Work to be completed — Reproduce the passage from the craft blog excerpt verbatim, between "I started looking" and "for a collage!", inclusive.

Fabric Doves

15 June 2010

This past week, I've been making fabric doves, using a template from Spool

To make these birds, I salvaged the material from an old blouse and a clothing storage bag that had a damaged zipper. I strung them with beads that were all recycled from broken necklaces, and hung them in my living room (don't they look smashing with my curtains?!)

Three birds were left with the natural fabric colours, and two were tea-dyed to a slightly darker shade(the second and fouth birds are tea-dyed.)
Here's a slideshow with more photos:

I enjoyed making these so much, I started making a set of bluebirds, to hang in the office.
For these lovelies I used materials from an old skirt and trousers :

* tweet tweet *

Coffee Paintings

05 June 2010

Mixed Media Collage : "I Nonni"

04 June 2010

While looking at some of the collages that I did last autumn, I got the itch to make something new... something more personal... something antique...

I started looking though my family photo albums, and I kept coming back to this same deep sepia portrait of my grandfather's parents. I think this was their engagement photo, or taken just after their wedding, circa 1922. I've always loved the "old world" look of this photo, and how they seemed so sweet together -- this was just the thing to use for a collage!

5 layers of paper and a whole mess of paint later, "I Nonni" (The Grandparents) was complete.

Record set —
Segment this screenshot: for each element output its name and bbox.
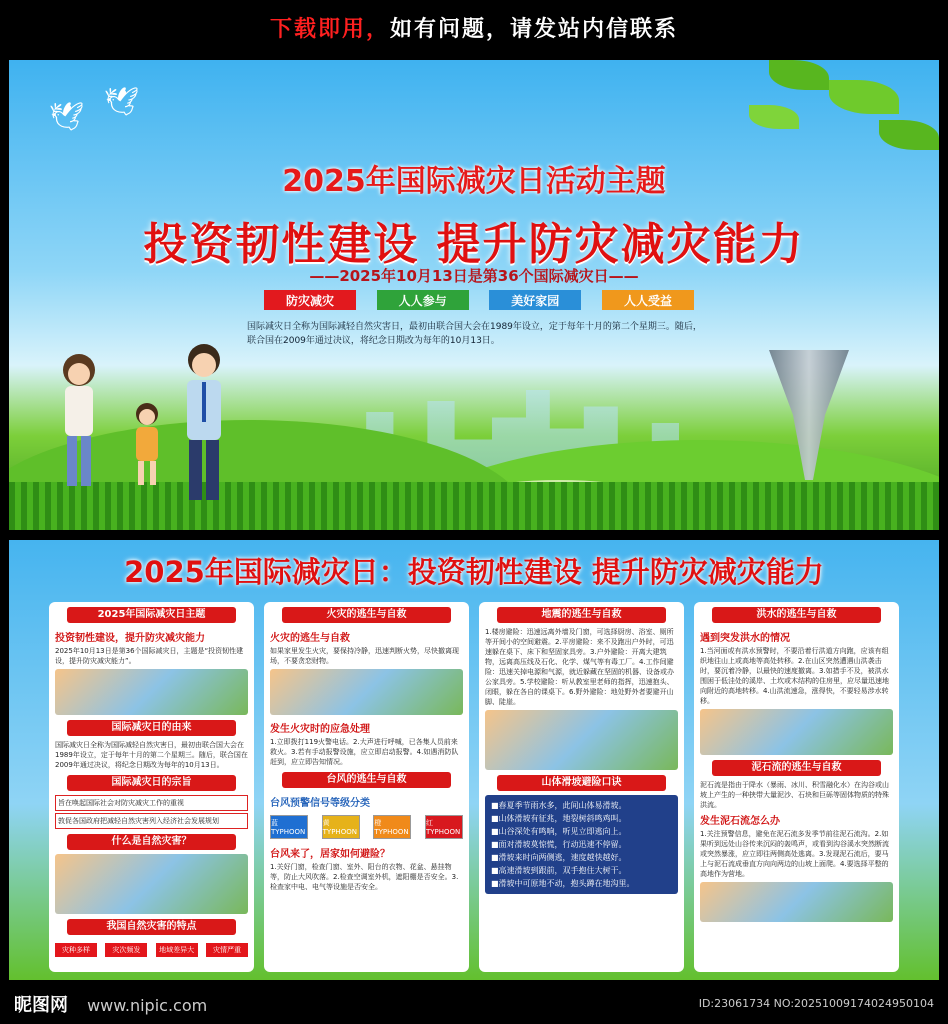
site-logo: 昵图网: [14, 994, 68, 1016]
father-illustration: [169, 340, 239, 505]
top-banner: [0, 0, 948, 54]
illustration-image: [700, 882, 893, 922]
theme-text: 2025年10月13日是第36个国际减灾日，主题是“投资韧性建设，提升防灾减灾能力”。: [55, 647, 244, 665]
tag-disaster-prevention: 防灾减灾: [264, 290, 356, 310]
rhyme-line: ■滑坡中可原地不动，抱头蹲在地沟里。: [491, 879, 635, 888]
typhoon-orange-icon: 橙 TYPHOON: [373, 815, 411, 839]
panel-heading: 地震的逃生与自救: [497, 607, 665, 623]
tag-everyone-benefits: 人人受益: [602, 290, 694, 310]
illustration-image: [485, 710, 678, 770]
rhyme-line: ■春夏季节雨水多，此间山体易滑坡。: [491, 801, 627, 810]
panel-heading: 国际减灾日的宗旨: [67, 775, 235, 791]
hero-title-line2: 投资韧性建设 提升防灾减灾能力: [143, 219, 805, 270]
tag-beautiful-home: 美好家园: [489, 290, 581, 310]
leaf-decoration: [879, 120, 939, 150]
panel-heading: 国际减灾日的由来: [67, 720, 235, 736]
typhoon-subheading: 台风来了，居家如何避险？: [270, 849, 390, 860]
feature-chip: 地域差异大: [156, 943, 198, 957]
leaf-decoration: [829, 80, 899, 114]
rhyme-line: ■滑坡来时向两侧逃，速度越快越好。: [491, 853, 627, 862]
fire-steps: 1.立即拨打119火警电话。2.大声进行呼喊，已各集人员前来救火。3.若有手动报警设施，应立即启动报警。4.如遇消防队赶到，应立即告知情况。: [270, 738, 459, 766]
board-title: 2025年国际减灾日：投资韧性建设 提升防灾减灾能力: [124, 555, 824, 589]
panel-heading: 泥石流的逃生与自救: [712, 760, 880, 776]
panel-heading: 什么是自然灾害？: [67, 834, 235, 850]
hero-poster: [9, 60, 939, 530]
banner-white-text: 如有问题，请发站内信联系: [390, 16, 679, 42]
origin-text: 国际减灾日全称为国际减轻自然灾害日，最初由联合国大会在1989年设立，定于每年十月的第二个星期三。随后，联合国在2009年通过决议，将纪念日期改为每年的10月13日。: [55, 741, 248, 769]
flood-subheading: 遇到突发洪水的情况: [700, 633, 790, 644]
site-url: www.nipic.com: [87, 995, 208, 1015]
mudslide-subheading: 发生泥石流怎么办: [700, 816, 780, 827]
leaf-decoration: [749, 105, 799, 129]
typhoon-subheading: 台风预警信号等级分类: [270, 798, 370, 809]
panel-heading: 我国自然灾害的特点: [67, 919, 235, 935]
earthquake-text: 1.楼房避险：迅速远离外墙及门窗，可选择厨房、浴室、厕所等开间小的空间避震。2.平房避险：来不及跑出户外时，可迅速躲在桌下、床下和坚固家具旁。3.户外避险：开离大建筑物，远离高压线及石化、化学、煤气等有毒工厂。4.工作间避险：迅速关掉电源和气源，就近躲藏在坚固的机器、设备或办公家具旁。5.学校避险：听从教室里老师的指挥，迅速抱头、闭眼，躲在各自的课桌下。6.野外避险：地处野外者要避开山脚、陡崖。: [485, 628, 674, 706]
feature-chip: 灾情严重: [206, 943, 248, 957]
flood-text: 1.当河面或有洪水预警时，不要沿着行洪道方向跑，应该有组织地往山上或高地等高处转移。2.在山区突然遭遇山洪袭击时，要沉着冷静，以最快的速度撤离。3.如措手不及，被洪水围困于低洼处的溪岸、土坎或木结构的住房里，应尽量迅速地向附近的高地转移。4.山洪流速急，涨得快，不要轻易涉水转移。: [700, 647, 889, 705]
fire-text: 如果家里发生火灾，要保持冷静，迅速判断火势，尽快撤离现场，不要贪恋财物。: [270, 647, 459, 665]
panel-heading: 山体滑坡避险口诀: [497, 775, 665, 791]
child-illustration: [127, 400, 167, 490]
theme-slogan: 投资韧性建设，提升防灾减灾能力: [55, 633, 205, 644]
panel-heading: 2025年国际减灾日主题: [67, 607, 235, 623]
hero-title-line1: 2025年国际减灾日活动主题: [282, 164, 666, 199]
tag-everyone-participates: 人人参与: [377, 290, 469, 310]
hero-tags: [264, 290, 694, 310]
mudslide-text: 泥石流是指由于降水（暴雨、冰川、积雪融化水）在沟谷或山坡上产生的一种挟带大量泥沙、石块和巨砾等固体物质的特殊洪流。: [700, 781, 889, 809]
panel-flood: [694, 602, 899, 972]
typhoon-signals: [264, 811, 469, 843]
purpose-item: 敦促各国政府把减轻自然灾害列入经济社会发展规划: [55, 813, 248, 829]
typhoon-text: 1.关好门窗，检查门窗、室外、阳台的衣物、花盆、悬挂物等，防止大风吹落。2.检查空调室外机，遮阳棚是否安全。3.检查家中电、电气等设施是否安全。: [270, 863, 459, 891]
watermark-footer: [0, 983, 948, 1024]
leaf-decoration: [769, 60, 829, 90]
panel-heading: 火灾的逃生与自救: [282, 607, 450, 623]
panel-heading: 洪水的逃生与自救: [712, 607, 880, 623]
illustration-image: [55, 669, 248, 715]
image-id: ID:23061734 NO:20251009174024950104: [698, 997, 934, 1010]
hero-subtitle: ——2025年10月13日是第36个国际减灾日——: [309, 267, 639, 285]
typhoon-blue-icon: 蓝 TYPHOON: [270, 815, 308, 839]
typhoon-red-icon: 红 TYPHOON: [425, 815, 463, 839]
hero-description: 国际减灾日全称为国际减轻自然灾害日，最初由联合国大会在1989年设立，定于每年十月的第二个星期三。随后，联合国在2009年通过决议，将纪念日期改为每年的10月13日。: [247, 322, 702, 346]
dove-icon: 🕊: [49, 100, 85, 133]
rhyme-line: ■山体滑坡有征兆，地裂树斜鸣鸡叫。: [491, 814, 627, 823]
display-board: [9, 540, 939, 980]
landslide-rhymes: [485, 795, 678, 894]
panel-theme: [49, 602, 254, 972]
banner-red-text: 下载即用，: [269, 16, 390, 42]
mother-illustration: [49, 350, 109, 500]
panel-fire-typhoon: [264, 602, 469, 972]
rhyme-line: ■山谷深处有鸣响，听见立即逃向上。: [491, 827, 627, 836]
illustration-image: [55, 854, 248, 914]
fire-subheading: 火灾的逃生与自救: [270, 633, 350, 644]
feature-chip: 灾次频发: [105, 943, 147, 957]
illustration-image: [270, 669, 463, 715]
feature-chips: [49, 939, 254, 961]
feature-chip: 灾种多样: [55, 943, 97, 957]
panel-heading: 台风的逃生与自救: [282, 772, 450, 788]
mudslide-steps: 1.关注预警信息，避免在泥石流多发季节前往泥石流沟。2.如果听到远处山谷传来沉闷的轰鸣声，或看到沟谷溪水突然断流或突然暴涨，应立即往两侧高处逃离。3.发现泥石流后，要马上与泥石流成垂直方向向两边的山坡上面爬。4.要选择平整的高地作为营地。: [700, 830, 889, 878]
dove-icon: 🕊: [104, 85, 140, 118]
rhyme-line: ■高速滑坡到跟前，双手抱住大树干。: [491, 866, 627, 875]
purpose-item: 旨在唤起国际社会对防灾减灾工作的重视: [55, 795, 248, 811]
rhyme-line: ■面对滑坡莫惊慌，行动迅速不停留。: [491, 840, 627, 849]
panel-earthquake: [479, 602, 684, 972]
illustration-image: [700, 709, 893, 755]
fire-subheading: 发生火灾时的应急处理: [270, 724, 370, 735]
typhoon-yellow-icon: 黄 TYPHOON: [322, 815, 360, 839]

Response to the exercise —
I started looking though my family photo albums, and I kept coming back to this same deep sepia portrait of my grandfather's parents. I think this was their engagement photo, or taken just after their wedding, circa 1922. I've always loved the "old world" look of this photo, and how they seemed so sweet together -- this was just the thing to use for a collage!